_Task brief_
Take all the material and copy it exactly.

_Data for processing_

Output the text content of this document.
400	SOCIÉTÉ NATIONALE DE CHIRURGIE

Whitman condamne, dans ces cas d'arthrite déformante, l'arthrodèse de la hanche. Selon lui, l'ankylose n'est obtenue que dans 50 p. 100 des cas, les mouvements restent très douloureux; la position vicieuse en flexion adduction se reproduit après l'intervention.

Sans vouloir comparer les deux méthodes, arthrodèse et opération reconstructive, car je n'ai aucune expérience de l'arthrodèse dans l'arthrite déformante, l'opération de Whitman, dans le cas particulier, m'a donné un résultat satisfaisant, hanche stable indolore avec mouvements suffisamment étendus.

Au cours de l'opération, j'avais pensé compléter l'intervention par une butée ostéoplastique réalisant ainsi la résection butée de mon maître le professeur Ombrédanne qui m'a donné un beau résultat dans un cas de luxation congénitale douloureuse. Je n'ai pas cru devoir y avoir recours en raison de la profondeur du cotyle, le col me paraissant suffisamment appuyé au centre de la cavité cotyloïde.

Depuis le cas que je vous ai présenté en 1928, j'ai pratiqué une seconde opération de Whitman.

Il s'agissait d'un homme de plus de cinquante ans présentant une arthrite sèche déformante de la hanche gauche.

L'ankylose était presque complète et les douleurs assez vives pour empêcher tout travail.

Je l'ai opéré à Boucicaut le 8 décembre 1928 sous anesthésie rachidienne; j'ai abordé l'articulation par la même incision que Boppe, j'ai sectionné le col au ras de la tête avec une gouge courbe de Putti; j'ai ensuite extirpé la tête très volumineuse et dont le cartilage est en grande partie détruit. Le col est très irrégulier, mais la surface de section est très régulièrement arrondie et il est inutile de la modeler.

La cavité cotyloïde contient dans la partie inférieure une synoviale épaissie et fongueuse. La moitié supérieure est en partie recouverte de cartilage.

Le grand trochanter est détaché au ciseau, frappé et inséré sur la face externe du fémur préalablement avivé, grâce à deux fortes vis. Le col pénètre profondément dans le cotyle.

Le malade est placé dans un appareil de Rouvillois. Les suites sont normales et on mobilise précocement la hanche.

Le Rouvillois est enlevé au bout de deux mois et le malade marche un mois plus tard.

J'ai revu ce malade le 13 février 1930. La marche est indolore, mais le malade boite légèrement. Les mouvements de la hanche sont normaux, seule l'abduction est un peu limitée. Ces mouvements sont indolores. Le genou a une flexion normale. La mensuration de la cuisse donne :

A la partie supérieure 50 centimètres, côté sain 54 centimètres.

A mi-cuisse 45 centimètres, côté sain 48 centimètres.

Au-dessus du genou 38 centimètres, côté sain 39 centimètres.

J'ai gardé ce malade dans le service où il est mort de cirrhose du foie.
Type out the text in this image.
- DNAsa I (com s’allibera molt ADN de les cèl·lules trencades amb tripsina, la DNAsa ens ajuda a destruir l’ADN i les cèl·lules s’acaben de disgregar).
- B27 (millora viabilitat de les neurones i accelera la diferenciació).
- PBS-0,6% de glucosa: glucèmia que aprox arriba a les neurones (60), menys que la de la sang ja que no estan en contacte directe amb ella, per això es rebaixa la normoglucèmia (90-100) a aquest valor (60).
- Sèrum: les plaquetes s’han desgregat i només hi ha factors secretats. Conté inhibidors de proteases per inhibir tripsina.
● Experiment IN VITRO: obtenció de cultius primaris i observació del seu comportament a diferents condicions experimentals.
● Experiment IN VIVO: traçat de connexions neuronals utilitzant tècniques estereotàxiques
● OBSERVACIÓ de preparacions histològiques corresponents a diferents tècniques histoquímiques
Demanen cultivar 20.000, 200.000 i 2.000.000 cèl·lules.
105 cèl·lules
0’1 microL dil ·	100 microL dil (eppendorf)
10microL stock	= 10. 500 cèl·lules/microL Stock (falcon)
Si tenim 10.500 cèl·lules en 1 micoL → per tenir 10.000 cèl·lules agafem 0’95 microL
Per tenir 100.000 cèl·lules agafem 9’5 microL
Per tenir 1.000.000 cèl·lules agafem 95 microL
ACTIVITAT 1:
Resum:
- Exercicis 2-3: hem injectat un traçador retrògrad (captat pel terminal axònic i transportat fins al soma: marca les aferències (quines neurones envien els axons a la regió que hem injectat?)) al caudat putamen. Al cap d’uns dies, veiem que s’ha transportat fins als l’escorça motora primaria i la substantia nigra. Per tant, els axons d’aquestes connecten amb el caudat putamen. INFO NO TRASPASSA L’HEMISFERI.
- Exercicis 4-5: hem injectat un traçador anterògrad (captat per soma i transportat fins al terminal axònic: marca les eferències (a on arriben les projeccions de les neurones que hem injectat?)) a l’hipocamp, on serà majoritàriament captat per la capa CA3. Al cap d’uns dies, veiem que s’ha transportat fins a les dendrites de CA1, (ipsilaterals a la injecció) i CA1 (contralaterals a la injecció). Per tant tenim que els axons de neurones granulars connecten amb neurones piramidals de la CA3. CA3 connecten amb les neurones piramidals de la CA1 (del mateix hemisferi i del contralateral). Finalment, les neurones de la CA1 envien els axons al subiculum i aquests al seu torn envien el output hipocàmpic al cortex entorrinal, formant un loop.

_Expected answer_
Output the text content of this document.
400	SOCIÉTÉ NATIONALE DE CHIRURGIE

Whitman condamne, dans ces cas d'arthrite déformante, l'arthrodèse de la hanche. Selon lui, l'ankylose n'est obtenue que dans 50 p. 100 des cas, les mouvements restent très douloureux; la position vicieuse en flexion adduction se reproduit après l'intervention.

Sans vouloir comparer les deux méthodes, arthrodèse et opération reconstructive, car je n'ai aucune expérience de l'arthrodèse dans l'arthrite déformante, l'opération de Whitman, dans le cas particulier, m'a donné un résultat satisfaisant, hanche stable indolore avec mouvements suffisamment étendus.

Au cours de l'opération, j'avais pensé compléter l'intervention par une butée ostéoplastique réalisant ainsi la résection butée de mon maître le professeur Ombrédanne qui m'a donné un beau résultat dans un cas de luxation congénitale douloureuse. Je n'ai pas cru devoir y avoir recours en raison de la profondeur du cotyle, le col me paraissant suffisamment appuyé au centre de la cavité cotyloïde.

Depuis le cas que je vous ai présenté en 1928, j'ai pratiqué une seconde opération de Whitman.

Il s'agissait d'un homme de plus de cinquante ans présentant une arthrite sèche déformante de la hanche gauche.

L'ankylose était presque complète et les douleurs assez vives pour empêcher tout travail.

Je l'ai opéré à Boucicaut le 8 décembre 1928 sous anesthésie rachidienne; j'ai abordé l'articulation par la même incision que Boppe, j'ai sectionné le col au ras de la tête avec une gouge courbe de Putti; j'ai ensuite extirpé la tête très volumineuse et dont le cartilage est en grande partie détruit. Le col est très irrégulier, mais la surface de section est très régulièrement arrondie et il est inutile de la modeler.

La cavité cotyloïde contient dans la partie inférieure une synoviale épaissie et fongueuse. La moitié supérieure est en partie recouverte de cartilage.

Le grand trochanter est détaché au ciseau, frappé et inséré sur la face externe du fémur préalablement avivé, grâce à deux fortes vis. Le col pénètre profondément dans le cotyle.

Le malade est placé dans un appareil de Rouvillois. Les suites sont normales et on mobilise précocement la hanche.

Le Rouvillois est enlevé au bout de deux mois et le malade marche un mois plus tard.

J'ai revu ce malade le 13 février 1930. La marche est indolore, mais le malade boite légèrement. Les mouvements de la hanche sont normaux, seule l'abduction est un peu limitée. Ces mouvements sont indolores. Le genou a une flexion normale. La mensuration de la cuisse donne :

A la partie supérieure 50 centimètres, côté sain 54 centimètres.

A mi-cuisse 45 centimètres, côté sain 48 centimètres.

Au-dessus du genou 38 centimètres, côté sain 39 centimètres.

J'ai gardé ce malade dans le service où il est mort de cirrhose du foie.
Type out the text in this image.
- DNAsa I (com s’allibera molt ADN de les cèl·lules trencades amb tripsina, la DNAsa ens ajuda a destruir l’ADN i les cèl·lules s’acaben de disgregar).
- B27 (millora viabilitat de les neurones i accelera la diferenciació).
- PBS-0,6% de glucosa: glucèmia que aprox arriba a les neurones (60), menys que la de la sang ja que no estan en contacte directe amb ella, per això es rebaixa la normoglucèmia (90-100) a aquest valor (60).
- Sèrum: les plaquetes s’han desgregat i només hi ha factors secretats. Conté inhibidors de proteases per inhibir tripsina.
● Experiment IN VITRO: obtenció de cultius primaris i observació del seu comportament a diferents condicions experimentals.
● Experiment IN VIVO: traçat de connexions neuronals utilitzant tècniques estereotàxiques
● OBSERVACIÓ de preparacions histològiques corresponents a diferents tècniques histoquímiques
Demanen cultivar 20.000, 200.000 i 2.000.000 cèl·lules.
105 cèl·lules
0’1 microL dil ·	100 microL dil (eppendorf)
10microL stock	= 10. 500 cèl·lules/microL Stock (falcon)
Si tenim 10.500 cèl·lules en 1 micoL → per tenir 10.000 cèl·lules agafem 0’95 microL
Per tenir 100.000 cèl·lules agafem 9’5 microL
Per tenir 1.000.000 cèl·lules agafem 95 microL
ACTIVITAT 1:
Resum:
- Exercicis 2-3: hem injectat un traçador retrògrad (captat pel terminal axònic i transportat fins al soma: marca les aferències (quines neurones envien els axons a la regió que hem injectat?)) al caudat putamen. Al cap d’uns dies, veiem que s’ha transportat fins als l’escorça motora primaria i la substantia nigra. Per tant, els axons d’aquestes connecten amb el caudat putamen. INFO NO TRASPASSA L’HEMISFERI.
- Exercicis 4-5: hem injectat un traçador anterògrad (captat per soma i transportat fins al terminal axònic: marca les eferències (a on arriben les projeccions de les neurones que hem injectat?)) a l’hipocamp, on serà majoritàriament captat per la capa CA3. Al cap d’uns dies, veiem que s’ha transportat fins a les dendrites de CA1, (ipsilaterals a la injecció) i CA1 (contralaterals a la injecció). Per tant tenim que els axons de neurones granulars connecten amb neurones piramidals de la CA3. CA3 connecten amb les neurones piramidals de la CA1 (del mateix hemisferi i del contralateral). Finalment, les neurones de la CA1 envien els axons al subiculum i aquests al seu torn envien el output hipocàmpic al cortex entorrinal, formant un loop.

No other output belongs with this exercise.